= THE EXERCISE =
Check each line of the records below and collect those that include the word "favoured".
━━━━━━
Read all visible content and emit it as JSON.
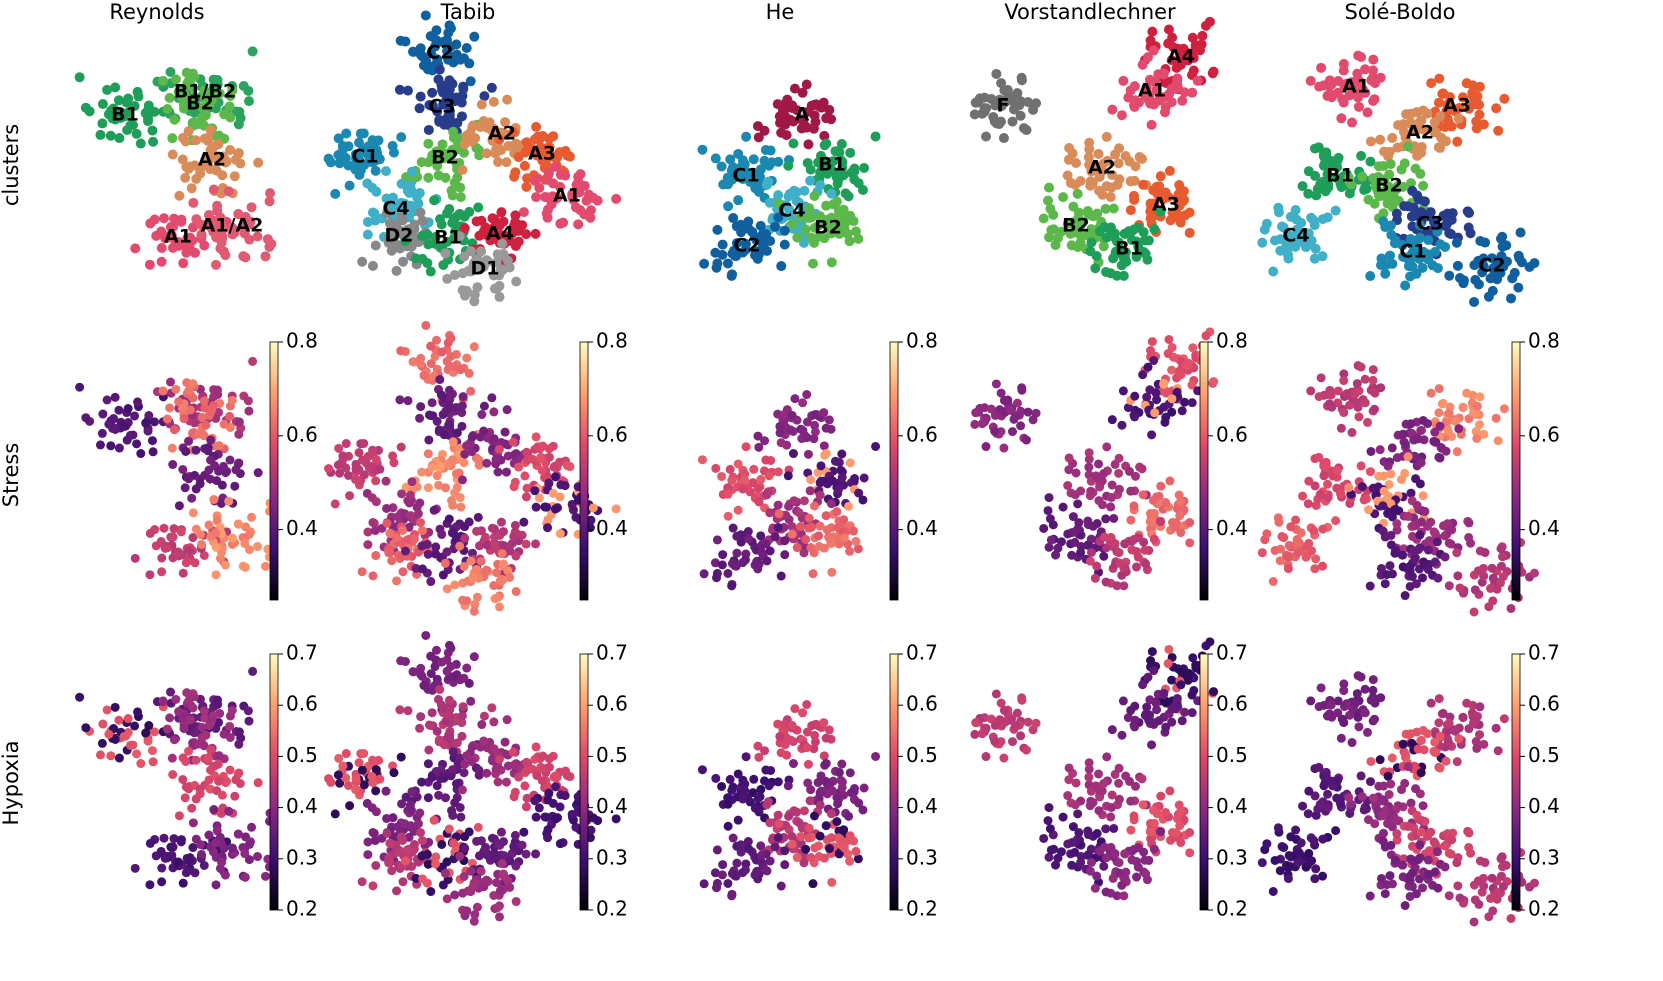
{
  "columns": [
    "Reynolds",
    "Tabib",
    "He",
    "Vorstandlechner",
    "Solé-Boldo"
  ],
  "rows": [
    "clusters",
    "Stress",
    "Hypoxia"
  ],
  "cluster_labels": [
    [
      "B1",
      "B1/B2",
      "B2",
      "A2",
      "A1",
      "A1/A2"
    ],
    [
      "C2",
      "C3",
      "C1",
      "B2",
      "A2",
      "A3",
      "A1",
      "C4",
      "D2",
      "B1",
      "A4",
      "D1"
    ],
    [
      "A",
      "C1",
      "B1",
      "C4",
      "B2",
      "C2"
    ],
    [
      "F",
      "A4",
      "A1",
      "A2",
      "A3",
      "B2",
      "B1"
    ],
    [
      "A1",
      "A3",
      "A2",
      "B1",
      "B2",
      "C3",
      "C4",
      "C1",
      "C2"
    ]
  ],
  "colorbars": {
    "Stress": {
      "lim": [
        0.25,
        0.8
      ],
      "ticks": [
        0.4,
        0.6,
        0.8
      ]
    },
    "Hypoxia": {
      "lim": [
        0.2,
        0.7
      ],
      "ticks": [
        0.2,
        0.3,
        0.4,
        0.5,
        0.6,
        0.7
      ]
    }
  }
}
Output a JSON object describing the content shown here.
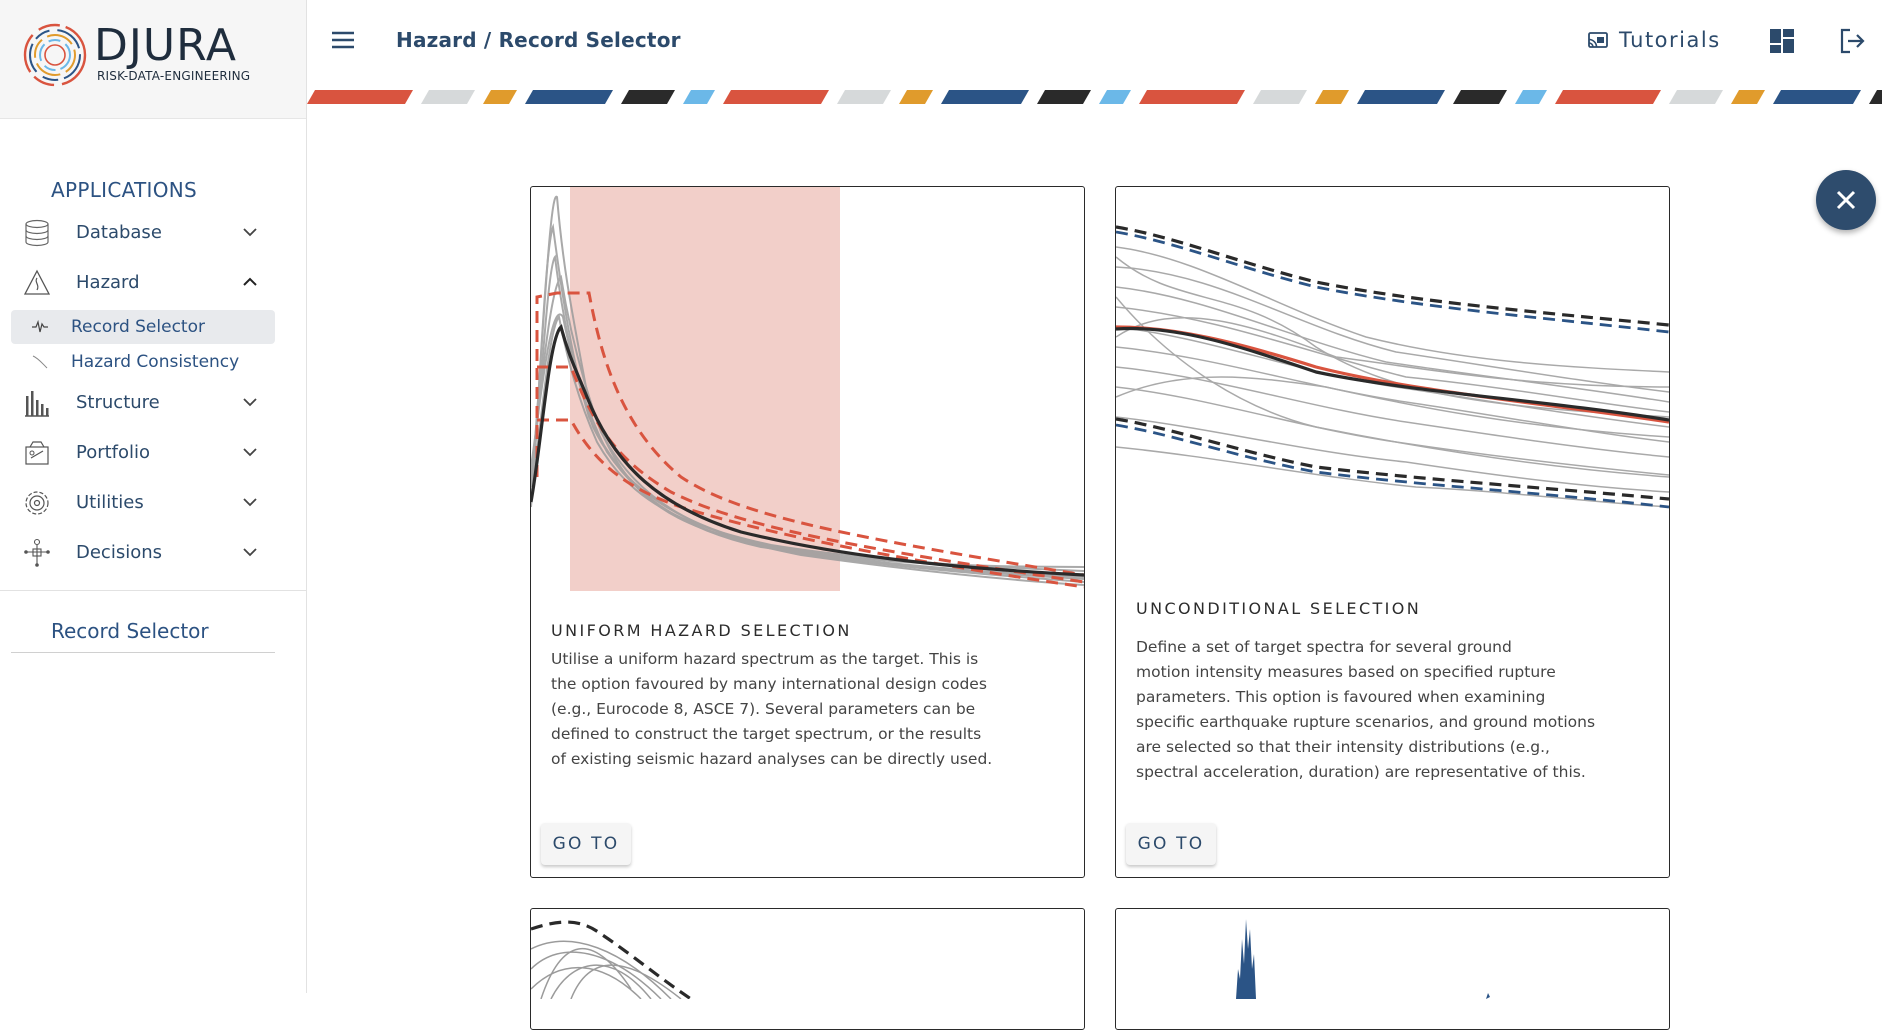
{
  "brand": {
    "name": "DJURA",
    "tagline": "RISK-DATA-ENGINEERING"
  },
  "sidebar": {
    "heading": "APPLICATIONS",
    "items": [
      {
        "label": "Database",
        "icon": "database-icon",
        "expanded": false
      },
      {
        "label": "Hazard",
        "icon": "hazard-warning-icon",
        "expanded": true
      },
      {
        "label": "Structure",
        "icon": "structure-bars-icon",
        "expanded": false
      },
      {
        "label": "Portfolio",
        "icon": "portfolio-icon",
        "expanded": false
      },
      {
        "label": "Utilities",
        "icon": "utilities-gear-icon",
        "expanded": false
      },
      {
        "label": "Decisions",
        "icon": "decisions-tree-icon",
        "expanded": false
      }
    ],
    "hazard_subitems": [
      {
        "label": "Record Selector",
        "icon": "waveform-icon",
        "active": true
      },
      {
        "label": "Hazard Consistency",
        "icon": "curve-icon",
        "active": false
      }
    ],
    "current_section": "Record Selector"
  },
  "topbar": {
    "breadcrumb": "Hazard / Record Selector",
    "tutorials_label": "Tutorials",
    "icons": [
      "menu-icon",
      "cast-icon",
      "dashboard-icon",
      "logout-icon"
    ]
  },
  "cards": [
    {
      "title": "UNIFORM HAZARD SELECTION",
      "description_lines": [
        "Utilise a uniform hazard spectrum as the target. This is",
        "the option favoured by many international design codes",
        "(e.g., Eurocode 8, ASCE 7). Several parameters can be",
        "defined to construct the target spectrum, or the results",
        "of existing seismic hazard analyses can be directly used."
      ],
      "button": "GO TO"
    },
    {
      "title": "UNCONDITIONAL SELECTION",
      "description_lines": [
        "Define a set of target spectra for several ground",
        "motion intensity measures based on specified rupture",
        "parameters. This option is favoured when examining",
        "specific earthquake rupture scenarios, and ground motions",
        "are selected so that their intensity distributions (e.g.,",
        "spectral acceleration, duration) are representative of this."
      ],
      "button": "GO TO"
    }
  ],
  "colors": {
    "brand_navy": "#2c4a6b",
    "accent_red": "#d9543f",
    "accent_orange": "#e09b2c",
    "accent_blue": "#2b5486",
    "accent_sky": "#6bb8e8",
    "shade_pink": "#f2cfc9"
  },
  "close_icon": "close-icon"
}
━━━━━━
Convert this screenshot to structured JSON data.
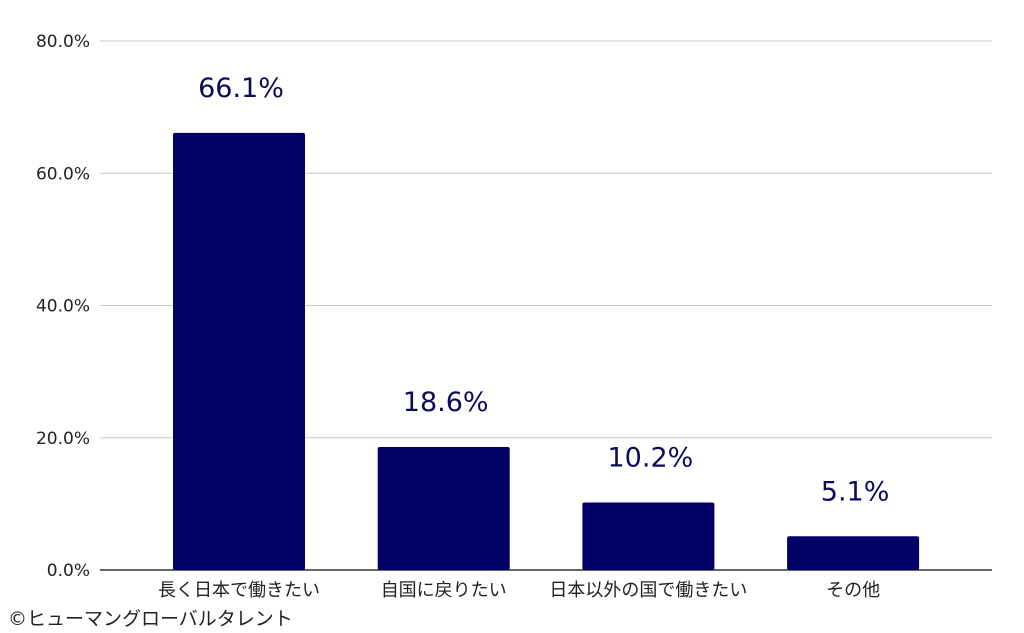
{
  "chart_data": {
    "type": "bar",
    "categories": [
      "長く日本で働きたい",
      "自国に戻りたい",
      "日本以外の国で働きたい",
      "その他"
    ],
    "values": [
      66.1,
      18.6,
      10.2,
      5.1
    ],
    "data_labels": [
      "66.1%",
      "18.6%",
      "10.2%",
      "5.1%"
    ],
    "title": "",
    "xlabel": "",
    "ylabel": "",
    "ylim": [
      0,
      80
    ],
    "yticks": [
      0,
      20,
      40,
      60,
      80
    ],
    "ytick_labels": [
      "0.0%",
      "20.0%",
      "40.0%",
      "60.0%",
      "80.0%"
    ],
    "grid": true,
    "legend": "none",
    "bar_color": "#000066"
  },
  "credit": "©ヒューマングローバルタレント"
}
━━━━━━
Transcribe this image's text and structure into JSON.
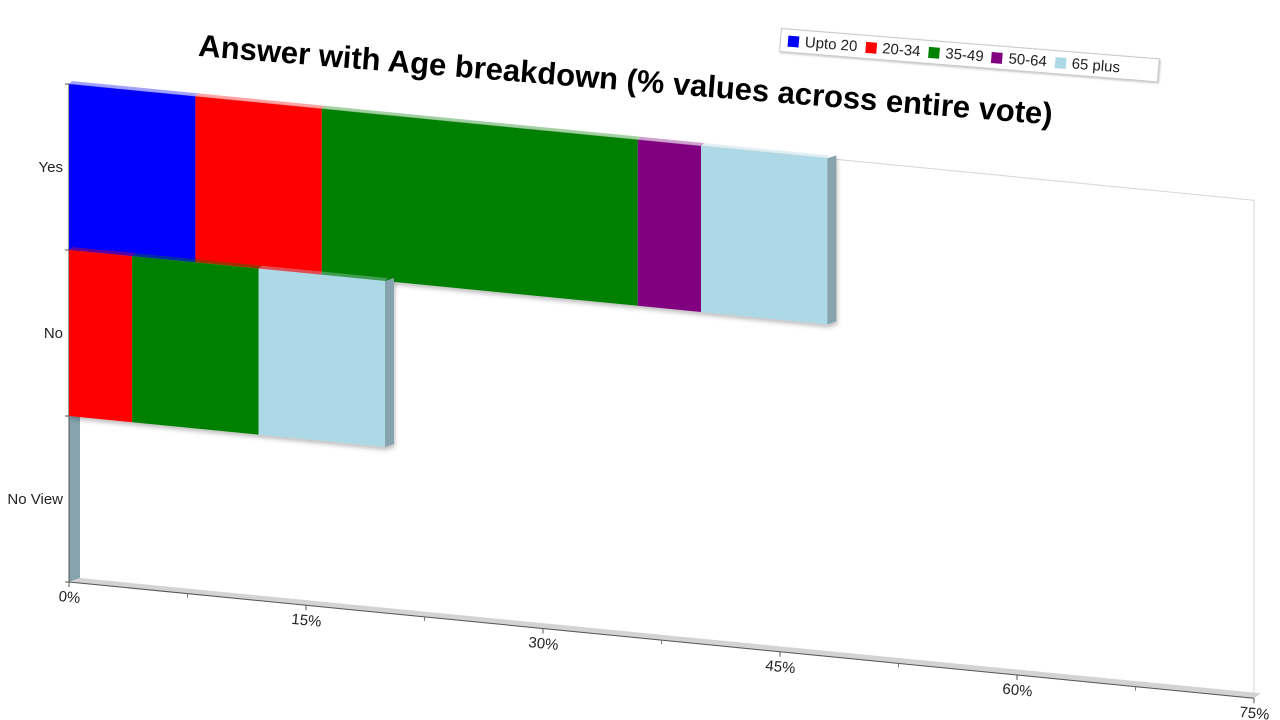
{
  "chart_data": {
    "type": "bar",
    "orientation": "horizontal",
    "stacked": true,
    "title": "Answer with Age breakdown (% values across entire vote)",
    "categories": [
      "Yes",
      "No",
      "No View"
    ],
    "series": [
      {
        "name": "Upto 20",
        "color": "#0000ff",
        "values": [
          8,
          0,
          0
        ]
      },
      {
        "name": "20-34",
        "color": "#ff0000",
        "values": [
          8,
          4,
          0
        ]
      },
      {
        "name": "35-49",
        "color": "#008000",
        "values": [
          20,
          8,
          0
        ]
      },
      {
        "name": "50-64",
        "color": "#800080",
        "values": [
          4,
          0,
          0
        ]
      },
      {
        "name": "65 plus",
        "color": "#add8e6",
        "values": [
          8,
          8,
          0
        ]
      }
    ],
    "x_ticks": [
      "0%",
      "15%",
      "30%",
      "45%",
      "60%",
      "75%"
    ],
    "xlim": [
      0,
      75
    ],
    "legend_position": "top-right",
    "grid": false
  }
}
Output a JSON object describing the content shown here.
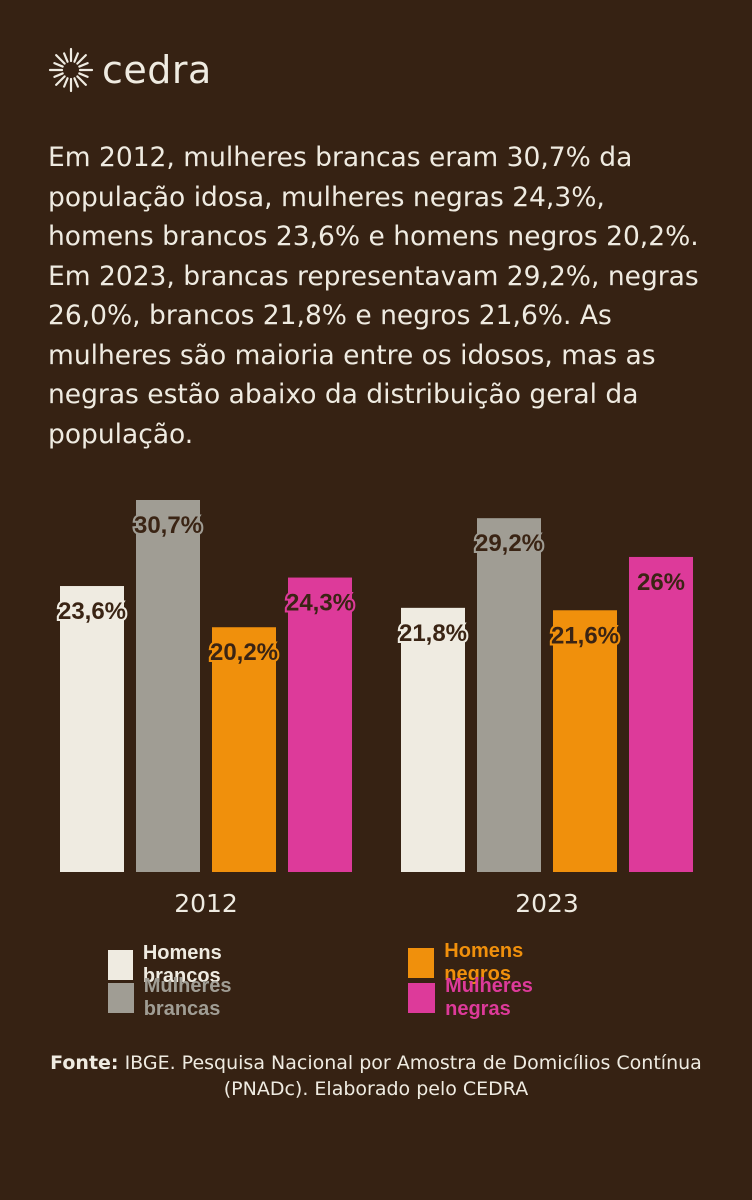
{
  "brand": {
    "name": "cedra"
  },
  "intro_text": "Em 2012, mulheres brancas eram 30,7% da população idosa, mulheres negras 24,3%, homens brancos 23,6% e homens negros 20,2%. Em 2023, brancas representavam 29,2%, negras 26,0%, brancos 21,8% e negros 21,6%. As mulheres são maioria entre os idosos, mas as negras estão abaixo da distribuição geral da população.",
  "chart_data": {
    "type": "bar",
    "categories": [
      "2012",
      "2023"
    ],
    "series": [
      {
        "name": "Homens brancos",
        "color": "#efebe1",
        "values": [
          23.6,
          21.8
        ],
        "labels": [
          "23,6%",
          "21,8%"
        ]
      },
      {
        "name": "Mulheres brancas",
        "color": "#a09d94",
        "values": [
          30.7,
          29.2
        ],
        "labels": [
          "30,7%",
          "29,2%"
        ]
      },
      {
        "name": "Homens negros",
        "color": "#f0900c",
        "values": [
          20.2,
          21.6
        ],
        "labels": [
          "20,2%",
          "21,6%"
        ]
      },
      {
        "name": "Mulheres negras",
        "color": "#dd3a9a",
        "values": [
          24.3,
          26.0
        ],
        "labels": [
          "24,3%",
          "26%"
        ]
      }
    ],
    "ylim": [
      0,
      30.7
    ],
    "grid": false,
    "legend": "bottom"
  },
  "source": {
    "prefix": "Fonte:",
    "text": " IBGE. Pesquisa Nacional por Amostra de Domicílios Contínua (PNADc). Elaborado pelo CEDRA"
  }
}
━━━━━━
= RESULT OF THE EXERCISE =
        "the option favoured by many international design codes",
        "parameters. This option is favoured when examining",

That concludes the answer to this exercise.